— REQUIREMENT —
Gather all lines with the word "leaves" in them.
+---+
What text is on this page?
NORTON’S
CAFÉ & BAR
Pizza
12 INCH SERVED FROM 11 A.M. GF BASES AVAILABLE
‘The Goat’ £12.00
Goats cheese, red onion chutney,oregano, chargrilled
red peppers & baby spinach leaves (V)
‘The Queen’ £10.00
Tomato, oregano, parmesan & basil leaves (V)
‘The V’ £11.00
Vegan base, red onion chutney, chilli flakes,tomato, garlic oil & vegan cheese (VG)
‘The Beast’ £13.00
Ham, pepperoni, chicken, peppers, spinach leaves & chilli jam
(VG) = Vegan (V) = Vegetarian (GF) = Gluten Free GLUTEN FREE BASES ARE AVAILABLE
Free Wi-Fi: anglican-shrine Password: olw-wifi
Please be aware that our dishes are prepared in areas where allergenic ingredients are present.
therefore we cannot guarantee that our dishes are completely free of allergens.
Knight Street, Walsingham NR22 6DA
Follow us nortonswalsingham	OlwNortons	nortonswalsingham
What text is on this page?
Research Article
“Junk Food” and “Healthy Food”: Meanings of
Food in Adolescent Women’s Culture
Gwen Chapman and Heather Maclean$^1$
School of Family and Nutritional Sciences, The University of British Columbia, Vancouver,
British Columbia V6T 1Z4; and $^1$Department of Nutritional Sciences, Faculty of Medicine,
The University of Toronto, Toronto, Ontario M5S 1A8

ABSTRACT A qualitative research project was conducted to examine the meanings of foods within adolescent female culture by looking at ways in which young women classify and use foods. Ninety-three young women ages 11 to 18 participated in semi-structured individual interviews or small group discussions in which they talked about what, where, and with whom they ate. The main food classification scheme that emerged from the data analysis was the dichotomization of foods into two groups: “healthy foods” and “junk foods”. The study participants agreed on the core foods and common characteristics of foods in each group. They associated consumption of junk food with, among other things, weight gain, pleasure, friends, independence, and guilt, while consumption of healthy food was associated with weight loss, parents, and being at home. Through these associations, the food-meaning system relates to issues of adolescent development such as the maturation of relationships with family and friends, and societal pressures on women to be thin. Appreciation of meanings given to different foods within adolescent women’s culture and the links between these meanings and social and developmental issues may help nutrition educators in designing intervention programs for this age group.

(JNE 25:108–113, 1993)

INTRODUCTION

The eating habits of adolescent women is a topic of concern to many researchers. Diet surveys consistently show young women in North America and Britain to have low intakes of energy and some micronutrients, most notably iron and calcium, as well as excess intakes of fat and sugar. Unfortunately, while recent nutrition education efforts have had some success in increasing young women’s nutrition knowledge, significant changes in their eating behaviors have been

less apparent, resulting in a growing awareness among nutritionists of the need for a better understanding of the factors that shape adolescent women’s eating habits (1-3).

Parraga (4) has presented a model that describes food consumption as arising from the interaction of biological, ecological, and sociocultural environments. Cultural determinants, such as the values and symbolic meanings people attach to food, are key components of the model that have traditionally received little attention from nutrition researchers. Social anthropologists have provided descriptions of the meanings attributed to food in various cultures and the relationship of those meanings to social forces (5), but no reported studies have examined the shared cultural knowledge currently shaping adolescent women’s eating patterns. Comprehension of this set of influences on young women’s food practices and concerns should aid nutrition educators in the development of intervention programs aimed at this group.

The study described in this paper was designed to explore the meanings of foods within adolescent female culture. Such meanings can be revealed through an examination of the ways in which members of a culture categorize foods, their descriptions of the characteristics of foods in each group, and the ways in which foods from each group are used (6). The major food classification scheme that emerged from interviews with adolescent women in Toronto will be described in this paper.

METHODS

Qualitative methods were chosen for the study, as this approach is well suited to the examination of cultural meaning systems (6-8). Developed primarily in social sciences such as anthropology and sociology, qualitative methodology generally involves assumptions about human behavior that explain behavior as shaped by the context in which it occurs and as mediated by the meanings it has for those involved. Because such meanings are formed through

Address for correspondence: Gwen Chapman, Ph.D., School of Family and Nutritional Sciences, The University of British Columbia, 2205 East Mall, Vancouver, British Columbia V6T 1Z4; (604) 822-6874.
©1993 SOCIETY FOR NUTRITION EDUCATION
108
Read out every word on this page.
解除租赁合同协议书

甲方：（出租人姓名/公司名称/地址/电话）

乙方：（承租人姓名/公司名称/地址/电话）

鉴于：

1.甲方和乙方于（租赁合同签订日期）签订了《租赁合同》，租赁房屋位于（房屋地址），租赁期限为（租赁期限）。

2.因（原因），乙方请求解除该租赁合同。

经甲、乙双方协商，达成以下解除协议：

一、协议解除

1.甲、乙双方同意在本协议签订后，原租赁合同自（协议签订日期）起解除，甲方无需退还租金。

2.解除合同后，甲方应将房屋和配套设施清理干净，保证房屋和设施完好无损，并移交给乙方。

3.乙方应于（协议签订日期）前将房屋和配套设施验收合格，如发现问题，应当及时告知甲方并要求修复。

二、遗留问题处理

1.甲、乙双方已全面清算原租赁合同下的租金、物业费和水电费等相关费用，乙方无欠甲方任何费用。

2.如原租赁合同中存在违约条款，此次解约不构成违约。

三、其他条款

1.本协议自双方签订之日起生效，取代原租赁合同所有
+---+
— RESPONSE FOR THIS EXERCISE —
red peppers & baby spinach leaves (V)
Tomato, oregano, parmesan & basil leaves (V)
Ham, pepperoni, chicken, peppers, spinach leaves & chilli jam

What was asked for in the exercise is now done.